- _Directions for this task_: Each line containing the word "Gebrauch" needs to be copied.

═══ Supplied material ═══

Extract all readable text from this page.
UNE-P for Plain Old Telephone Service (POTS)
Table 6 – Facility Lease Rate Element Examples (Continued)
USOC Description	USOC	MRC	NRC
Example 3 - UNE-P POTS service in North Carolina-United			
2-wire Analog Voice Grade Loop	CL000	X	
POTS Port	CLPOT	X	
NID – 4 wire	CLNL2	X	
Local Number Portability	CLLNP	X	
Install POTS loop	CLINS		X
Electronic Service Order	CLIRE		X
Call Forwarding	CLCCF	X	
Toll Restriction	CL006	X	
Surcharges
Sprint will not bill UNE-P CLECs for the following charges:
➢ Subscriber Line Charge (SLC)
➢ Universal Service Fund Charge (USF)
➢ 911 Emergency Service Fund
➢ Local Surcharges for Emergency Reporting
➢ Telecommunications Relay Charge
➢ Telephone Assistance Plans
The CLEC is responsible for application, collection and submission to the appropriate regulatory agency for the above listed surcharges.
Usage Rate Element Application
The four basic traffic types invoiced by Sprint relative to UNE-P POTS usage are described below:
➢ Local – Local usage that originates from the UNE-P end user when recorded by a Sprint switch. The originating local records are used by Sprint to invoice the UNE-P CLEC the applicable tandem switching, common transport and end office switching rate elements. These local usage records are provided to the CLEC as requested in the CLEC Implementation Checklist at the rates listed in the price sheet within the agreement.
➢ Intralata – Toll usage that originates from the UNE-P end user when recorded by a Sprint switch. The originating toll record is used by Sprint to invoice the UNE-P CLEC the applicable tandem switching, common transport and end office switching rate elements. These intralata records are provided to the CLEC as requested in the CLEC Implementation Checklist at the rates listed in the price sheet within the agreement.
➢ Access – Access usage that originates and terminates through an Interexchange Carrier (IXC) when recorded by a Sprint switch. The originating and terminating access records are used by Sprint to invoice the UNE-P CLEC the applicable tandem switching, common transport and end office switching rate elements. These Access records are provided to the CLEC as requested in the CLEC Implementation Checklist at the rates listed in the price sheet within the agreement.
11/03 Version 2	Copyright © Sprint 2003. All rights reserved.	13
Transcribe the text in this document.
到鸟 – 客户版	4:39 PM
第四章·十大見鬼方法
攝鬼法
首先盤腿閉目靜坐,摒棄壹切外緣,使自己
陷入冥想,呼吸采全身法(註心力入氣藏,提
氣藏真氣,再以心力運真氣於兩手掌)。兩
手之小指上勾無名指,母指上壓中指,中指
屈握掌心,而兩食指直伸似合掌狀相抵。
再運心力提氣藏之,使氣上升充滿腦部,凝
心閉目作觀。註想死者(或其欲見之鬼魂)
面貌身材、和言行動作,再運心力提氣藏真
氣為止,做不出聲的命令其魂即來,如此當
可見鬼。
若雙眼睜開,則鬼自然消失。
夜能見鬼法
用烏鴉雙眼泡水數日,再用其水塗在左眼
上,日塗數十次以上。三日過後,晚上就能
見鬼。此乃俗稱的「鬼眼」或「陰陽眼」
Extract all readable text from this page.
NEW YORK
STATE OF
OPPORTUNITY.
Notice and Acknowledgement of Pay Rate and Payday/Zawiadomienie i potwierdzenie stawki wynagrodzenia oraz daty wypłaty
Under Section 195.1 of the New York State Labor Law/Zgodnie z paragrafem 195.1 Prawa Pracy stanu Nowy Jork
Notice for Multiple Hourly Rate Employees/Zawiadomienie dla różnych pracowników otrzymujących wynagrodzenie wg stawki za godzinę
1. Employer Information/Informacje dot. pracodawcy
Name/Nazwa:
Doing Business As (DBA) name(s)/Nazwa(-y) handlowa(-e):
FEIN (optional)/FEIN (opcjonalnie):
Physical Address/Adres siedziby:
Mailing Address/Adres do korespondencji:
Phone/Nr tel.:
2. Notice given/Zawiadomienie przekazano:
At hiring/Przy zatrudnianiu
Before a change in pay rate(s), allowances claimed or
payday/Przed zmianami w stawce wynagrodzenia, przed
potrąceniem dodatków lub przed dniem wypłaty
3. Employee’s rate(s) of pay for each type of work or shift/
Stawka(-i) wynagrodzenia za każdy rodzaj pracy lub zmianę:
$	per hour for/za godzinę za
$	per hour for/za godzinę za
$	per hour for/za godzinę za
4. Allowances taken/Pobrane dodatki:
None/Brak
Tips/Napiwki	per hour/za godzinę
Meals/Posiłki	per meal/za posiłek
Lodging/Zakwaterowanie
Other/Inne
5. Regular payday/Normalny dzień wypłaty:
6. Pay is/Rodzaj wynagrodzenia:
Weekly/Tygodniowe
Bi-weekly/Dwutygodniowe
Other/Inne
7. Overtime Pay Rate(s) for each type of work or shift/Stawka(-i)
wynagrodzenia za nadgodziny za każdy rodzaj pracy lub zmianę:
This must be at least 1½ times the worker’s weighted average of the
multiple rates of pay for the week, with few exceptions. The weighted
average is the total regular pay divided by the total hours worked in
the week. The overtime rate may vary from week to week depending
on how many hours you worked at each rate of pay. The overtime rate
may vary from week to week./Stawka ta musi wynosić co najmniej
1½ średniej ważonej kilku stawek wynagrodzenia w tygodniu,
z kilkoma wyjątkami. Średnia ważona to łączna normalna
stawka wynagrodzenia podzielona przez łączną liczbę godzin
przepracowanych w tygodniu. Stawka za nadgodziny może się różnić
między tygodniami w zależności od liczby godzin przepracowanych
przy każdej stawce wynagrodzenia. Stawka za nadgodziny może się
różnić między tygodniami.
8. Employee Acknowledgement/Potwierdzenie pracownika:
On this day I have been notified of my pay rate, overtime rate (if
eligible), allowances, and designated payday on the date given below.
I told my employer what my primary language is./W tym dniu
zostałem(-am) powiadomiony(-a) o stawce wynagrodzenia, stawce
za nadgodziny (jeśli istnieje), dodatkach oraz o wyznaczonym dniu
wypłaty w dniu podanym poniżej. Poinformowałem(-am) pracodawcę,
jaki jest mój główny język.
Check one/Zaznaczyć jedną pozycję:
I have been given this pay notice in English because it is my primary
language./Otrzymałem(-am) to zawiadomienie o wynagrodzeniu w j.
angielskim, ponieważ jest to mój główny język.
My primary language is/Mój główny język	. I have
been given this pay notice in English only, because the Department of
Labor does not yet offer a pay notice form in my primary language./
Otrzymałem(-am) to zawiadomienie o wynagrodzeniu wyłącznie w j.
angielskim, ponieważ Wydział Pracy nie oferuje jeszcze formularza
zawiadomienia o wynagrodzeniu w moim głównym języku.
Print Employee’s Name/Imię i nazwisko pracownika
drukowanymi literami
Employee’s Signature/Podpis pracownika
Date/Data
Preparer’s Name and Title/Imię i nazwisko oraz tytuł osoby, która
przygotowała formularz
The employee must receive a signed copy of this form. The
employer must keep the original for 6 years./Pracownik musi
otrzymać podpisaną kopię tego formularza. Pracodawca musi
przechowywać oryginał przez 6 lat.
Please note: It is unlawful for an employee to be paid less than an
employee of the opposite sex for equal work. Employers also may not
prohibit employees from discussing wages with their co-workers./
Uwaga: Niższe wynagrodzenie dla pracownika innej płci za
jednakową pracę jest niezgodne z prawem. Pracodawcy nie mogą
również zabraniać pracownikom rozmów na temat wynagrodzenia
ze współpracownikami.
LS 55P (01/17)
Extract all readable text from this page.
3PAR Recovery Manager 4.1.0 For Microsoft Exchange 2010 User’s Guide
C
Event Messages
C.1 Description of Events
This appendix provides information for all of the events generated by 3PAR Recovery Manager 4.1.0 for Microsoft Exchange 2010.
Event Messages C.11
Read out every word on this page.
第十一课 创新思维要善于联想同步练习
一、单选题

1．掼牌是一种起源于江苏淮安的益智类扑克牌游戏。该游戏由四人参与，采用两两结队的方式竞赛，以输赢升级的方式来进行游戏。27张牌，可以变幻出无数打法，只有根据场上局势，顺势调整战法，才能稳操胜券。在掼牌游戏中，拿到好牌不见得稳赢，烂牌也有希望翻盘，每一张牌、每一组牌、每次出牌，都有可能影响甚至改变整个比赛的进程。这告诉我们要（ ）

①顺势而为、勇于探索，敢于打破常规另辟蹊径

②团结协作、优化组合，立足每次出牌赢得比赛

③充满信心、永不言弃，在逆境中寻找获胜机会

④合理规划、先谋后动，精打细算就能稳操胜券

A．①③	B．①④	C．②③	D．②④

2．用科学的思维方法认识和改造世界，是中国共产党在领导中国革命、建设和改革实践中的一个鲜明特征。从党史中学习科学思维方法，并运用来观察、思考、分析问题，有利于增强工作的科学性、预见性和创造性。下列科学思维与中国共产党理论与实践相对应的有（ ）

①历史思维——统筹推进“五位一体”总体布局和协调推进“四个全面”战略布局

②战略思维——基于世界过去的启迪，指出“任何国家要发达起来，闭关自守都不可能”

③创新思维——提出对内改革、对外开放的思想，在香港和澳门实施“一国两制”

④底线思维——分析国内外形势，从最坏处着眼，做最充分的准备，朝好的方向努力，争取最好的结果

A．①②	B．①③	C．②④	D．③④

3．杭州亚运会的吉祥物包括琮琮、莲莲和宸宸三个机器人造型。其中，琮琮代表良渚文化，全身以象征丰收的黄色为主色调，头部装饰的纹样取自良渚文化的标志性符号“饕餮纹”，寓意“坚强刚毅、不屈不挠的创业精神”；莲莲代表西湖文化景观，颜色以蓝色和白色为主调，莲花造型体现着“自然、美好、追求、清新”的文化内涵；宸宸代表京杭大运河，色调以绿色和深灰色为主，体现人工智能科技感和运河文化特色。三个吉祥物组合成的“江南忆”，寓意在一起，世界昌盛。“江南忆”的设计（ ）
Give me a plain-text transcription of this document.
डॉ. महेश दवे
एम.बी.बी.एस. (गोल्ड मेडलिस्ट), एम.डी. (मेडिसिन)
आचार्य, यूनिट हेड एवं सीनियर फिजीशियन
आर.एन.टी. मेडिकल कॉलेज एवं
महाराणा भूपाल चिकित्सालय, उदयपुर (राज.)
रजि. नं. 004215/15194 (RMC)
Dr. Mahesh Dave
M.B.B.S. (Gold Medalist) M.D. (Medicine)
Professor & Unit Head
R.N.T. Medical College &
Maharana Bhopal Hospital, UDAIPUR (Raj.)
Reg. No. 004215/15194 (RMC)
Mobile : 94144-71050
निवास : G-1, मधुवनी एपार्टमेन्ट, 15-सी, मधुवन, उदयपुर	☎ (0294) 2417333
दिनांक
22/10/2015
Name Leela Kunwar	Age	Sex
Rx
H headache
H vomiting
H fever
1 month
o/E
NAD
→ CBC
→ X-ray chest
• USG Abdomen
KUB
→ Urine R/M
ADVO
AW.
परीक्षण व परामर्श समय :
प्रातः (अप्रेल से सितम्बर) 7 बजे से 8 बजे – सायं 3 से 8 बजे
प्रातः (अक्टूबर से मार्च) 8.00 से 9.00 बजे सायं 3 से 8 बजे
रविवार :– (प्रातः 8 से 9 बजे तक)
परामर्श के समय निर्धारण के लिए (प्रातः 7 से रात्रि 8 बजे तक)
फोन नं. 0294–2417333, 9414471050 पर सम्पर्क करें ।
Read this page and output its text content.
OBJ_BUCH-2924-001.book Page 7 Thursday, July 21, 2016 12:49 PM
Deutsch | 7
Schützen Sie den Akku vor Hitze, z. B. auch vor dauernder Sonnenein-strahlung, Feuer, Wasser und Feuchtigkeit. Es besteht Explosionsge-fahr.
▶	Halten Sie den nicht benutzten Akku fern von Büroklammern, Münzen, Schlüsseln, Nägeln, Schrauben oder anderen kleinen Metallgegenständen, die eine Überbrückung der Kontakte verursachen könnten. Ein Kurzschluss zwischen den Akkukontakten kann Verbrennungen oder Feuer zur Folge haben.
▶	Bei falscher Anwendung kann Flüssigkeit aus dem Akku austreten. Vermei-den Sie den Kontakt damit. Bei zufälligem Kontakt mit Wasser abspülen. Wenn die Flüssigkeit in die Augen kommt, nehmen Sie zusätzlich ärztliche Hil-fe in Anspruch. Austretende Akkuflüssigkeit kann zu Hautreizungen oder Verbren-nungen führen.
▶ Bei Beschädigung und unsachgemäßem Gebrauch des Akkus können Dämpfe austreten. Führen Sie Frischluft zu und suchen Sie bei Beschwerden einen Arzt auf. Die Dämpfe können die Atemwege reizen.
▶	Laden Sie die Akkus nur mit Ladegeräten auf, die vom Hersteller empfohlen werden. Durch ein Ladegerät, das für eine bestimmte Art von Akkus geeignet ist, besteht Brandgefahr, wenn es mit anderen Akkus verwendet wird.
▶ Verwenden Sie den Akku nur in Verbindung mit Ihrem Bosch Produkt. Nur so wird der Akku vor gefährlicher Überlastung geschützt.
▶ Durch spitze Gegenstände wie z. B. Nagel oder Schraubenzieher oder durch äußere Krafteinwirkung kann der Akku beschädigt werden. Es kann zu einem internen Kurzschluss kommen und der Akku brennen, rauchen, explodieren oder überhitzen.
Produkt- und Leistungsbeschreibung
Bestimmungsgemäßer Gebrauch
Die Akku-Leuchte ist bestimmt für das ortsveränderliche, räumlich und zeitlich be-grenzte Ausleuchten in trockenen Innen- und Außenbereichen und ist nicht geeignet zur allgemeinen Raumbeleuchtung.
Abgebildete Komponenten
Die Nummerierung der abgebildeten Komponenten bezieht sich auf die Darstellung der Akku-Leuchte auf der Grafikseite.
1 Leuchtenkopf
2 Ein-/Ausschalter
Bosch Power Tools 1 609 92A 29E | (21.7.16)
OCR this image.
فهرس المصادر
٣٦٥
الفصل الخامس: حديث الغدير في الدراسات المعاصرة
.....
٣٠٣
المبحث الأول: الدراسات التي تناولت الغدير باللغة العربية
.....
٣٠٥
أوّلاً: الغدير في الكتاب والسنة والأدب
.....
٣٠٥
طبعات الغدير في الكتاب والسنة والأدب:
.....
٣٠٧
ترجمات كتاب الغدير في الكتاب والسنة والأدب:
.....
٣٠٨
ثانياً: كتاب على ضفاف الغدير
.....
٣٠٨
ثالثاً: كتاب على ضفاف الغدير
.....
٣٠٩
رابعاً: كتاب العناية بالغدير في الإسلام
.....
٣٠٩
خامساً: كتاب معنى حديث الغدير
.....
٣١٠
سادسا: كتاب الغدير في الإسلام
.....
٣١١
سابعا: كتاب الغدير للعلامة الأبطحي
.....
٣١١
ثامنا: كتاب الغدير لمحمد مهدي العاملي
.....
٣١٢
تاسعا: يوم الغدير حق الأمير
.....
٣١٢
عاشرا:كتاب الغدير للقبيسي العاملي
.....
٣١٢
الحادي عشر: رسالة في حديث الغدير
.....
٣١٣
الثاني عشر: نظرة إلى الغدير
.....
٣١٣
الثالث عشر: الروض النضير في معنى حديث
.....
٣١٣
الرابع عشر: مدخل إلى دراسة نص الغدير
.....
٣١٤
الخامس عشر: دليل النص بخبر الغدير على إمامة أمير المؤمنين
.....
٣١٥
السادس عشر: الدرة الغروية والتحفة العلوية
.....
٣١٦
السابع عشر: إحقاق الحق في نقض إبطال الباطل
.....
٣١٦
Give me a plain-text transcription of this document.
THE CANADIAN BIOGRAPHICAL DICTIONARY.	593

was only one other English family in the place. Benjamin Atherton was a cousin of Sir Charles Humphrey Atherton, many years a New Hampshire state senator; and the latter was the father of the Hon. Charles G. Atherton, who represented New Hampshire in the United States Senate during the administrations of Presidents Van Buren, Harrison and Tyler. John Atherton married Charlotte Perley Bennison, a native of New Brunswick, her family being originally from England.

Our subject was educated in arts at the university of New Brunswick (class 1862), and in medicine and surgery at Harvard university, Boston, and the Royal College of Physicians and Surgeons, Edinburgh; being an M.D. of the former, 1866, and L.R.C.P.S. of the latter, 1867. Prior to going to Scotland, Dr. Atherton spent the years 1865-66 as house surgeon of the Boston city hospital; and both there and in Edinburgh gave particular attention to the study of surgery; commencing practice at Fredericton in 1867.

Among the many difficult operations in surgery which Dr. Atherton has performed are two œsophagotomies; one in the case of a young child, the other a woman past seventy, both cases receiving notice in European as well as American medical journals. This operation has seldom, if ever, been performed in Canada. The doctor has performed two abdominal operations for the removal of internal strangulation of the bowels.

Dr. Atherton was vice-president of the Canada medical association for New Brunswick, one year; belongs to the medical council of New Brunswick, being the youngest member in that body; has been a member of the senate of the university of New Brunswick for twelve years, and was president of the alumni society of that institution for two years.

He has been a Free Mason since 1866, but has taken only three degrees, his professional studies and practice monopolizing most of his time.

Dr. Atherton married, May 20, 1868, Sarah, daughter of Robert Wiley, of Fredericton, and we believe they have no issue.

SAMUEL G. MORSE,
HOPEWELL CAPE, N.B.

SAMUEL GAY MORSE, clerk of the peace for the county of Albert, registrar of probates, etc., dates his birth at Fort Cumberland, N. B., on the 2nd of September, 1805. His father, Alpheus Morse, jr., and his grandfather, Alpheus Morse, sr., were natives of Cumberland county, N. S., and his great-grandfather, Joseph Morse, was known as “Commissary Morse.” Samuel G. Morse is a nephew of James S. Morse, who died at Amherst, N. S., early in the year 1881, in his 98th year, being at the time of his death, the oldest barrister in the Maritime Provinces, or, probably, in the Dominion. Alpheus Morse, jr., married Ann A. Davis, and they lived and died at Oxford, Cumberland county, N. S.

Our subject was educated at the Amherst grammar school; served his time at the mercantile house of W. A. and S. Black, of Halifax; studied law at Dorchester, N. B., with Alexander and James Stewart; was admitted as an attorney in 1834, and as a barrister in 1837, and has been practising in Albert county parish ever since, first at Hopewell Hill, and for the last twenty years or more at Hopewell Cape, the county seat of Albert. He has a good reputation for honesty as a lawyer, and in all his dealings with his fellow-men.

═══

- _Finished task_:
▶ Bei Beschädigung und unsachgemäßem Gebrauch des Akkus können Dämpfe austreten. Führen Sie Frischluft zu und suchen Sie bei Beschwerden einen Arzt auf. Die Dämpfe können die Atemwege reizen.
Bestimmungsgemäßer Gebrauch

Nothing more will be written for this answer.